§ **Data section**:

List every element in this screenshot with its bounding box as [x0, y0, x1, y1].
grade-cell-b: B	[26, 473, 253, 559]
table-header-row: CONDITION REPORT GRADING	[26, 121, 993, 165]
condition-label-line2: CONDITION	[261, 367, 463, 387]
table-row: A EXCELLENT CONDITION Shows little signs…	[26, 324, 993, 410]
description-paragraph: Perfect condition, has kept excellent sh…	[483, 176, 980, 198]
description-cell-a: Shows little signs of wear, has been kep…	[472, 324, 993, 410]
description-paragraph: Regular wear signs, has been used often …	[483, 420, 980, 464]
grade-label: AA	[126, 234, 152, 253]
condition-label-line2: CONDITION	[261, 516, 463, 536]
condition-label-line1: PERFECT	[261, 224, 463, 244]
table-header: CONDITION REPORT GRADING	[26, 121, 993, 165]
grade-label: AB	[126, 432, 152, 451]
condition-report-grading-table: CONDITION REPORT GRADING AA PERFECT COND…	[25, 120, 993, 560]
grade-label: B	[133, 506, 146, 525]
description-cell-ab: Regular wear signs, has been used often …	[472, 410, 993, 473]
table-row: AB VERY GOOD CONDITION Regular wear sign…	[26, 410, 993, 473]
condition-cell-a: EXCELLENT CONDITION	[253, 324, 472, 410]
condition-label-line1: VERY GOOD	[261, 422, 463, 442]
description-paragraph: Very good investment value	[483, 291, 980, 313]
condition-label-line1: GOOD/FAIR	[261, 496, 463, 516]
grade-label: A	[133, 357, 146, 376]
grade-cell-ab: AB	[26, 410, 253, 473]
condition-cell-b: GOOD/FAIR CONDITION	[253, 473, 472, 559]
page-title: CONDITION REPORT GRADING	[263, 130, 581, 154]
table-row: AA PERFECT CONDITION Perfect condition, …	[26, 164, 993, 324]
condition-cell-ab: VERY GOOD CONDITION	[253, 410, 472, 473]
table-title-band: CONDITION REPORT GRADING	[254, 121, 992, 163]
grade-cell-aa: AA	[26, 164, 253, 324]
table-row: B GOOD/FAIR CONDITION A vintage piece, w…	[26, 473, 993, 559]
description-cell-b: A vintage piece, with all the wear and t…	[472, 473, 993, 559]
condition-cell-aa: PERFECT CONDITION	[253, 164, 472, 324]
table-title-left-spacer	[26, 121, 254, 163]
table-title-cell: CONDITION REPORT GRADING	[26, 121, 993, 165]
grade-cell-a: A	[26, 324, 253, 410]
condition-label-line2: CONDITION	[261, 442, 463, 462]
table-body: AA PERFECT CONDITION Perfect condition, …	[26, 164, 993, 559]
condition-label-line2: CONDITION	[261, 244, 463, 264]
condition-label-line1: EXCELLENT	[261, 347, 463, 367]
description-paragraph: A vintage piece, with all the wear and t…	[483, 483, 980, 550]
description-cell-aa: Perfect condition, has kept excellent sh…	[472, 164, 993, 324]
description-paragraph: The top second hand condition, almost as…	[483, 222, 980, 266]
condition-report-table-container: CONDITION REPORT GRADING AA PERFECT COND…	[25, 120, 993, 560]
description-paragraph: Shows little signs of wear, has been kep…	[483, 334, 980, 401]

§ **Set exercise**: Rewrite every line of the records above as a numbered list, leaving out any blank lines.

§ **Output**:
1. List every element in this screenshot with its bounding box as [x0, y0, x1, y1].
2. grade-cell-b: B	[26, 473, 253, 559]
3. table-header-row: CONDITION REPORT GRADING	[26, 121, 993, 165]
4. condition-label-line2: CONDITION	[261, 367, 463, 387]
5. table-row: A EXCELLENT CONDITION Shows little signs…	[26, 324, 993, 410]
6. description-paragraph: Perfect condition, has kept excellent sh…	[483, 176, 980, 198]
7. description-cell-a: Shows little signs of wear, has been kep…	[472, 324, 993, 410]
8. description-paragraph: Regular wear signs, has been used often …	[483, 420, 980, 464]
9. grade-label: AA	[126, 234, 152, 253]
10. condition-label-line2: CONDITION	[261, 516, 463, 536]
11. condition-label-line1: PERFECT	[261, 224, 463, 244]
12. table-header: CONDITION REPORT GRADING	[26, 121, 993, 165]
13. grade-label: AB	[126, 432, 152, 451]
14. condition-report-grading-table: CONDITION REPORT GRADING AA PERFECT COND…	[25, 120, 993, 560]
15. grade-label: B	[133, 506, 146, 525]
16. description-cell-ab: Regular wear signs, has been used often …	[472, 410, 993, 473]
17. table-row: AB VERY GOOD CONDITION Regular wear sign…	[26, 410, 993, 473]
18. condition-cell-a: EXCELLENT CONDITION	[253, 324, 472, 410]
19. condition-label-line1: VERY GOOD	[261, 422, 463, 442]
20. description-paragraph: Very good investment value	[483, 291, 980, 313]
21. condition-label-line1: GOOD/FAIR	[261, 496, 463, 516]
22. grade-label: A	[133, 357, 146, 376]
23. grade-cell-ab: AB	[26, 410, 253, 473]
24. condition-cell-b: GOOD/FAIR CONDITION	[253, 473, 472, 559]
25. page-title: CONDITION REPORT GRADING	[263, 130, 581, 154]
26. table-row: AA PERFECT CONDITION Perfect condition, …	[26, 164, 993, 324]
27. condition-cell-ab: VERY GOOD CONDITION	[253, 410, 472, 473]
28. table-title-band: CONDITION REPORT GRADING	[254, 121, 992, 163]
29. grade-cell-aa: AA	[26, 164, 253, 324]
30. table-row: B GOOD/FAIR CONDITION A vintage piece, w…	[26, 473, 993, 559]
31. description-cell-b: A vintage piece, with all the wear and t…	[472, 473, 993, 559]
32. condition-cell-aa: PERFECT CONDITION	[253, 164, 472, 324]
33. table-title-left-spacer	[26, 121, 254, 163]
34. table-title-cell: CONDITION REPORT GRADING	[26, 121, 993, 165]
35. grade-cell-a: A	[26, 324, 253, 410]
36. condition-label-line2: CONDITION	[261, 442, 463, 462]
37. table-body: AA PERFECT CONDITION Perfect condition, …	[26, 164, 993, 559]
38. condition-label-line2: CONDITION	[261, 244, 463, 264]
39. condition-label-line1: EXCELLENT	[261, 347, 463, 367]
40. description-paragraph: A vintage piece, with all the wear and t…	[483, 483, 980, 550]
41. description-cell-aa: Perfect condition, has kept excellent sh…	[472, 164, 993, 324]
42. description-paragraph: The top second hand condition, almost as…	[483, 222, 980, 266]
43. condition-report-table-container: CONDITION REPORT GRADING AA PERFECT COND…	[25, 120, 993, 560]
44. description-paragraph: Shows little signs of wear, has been kep…	[483, 334, 980, 401]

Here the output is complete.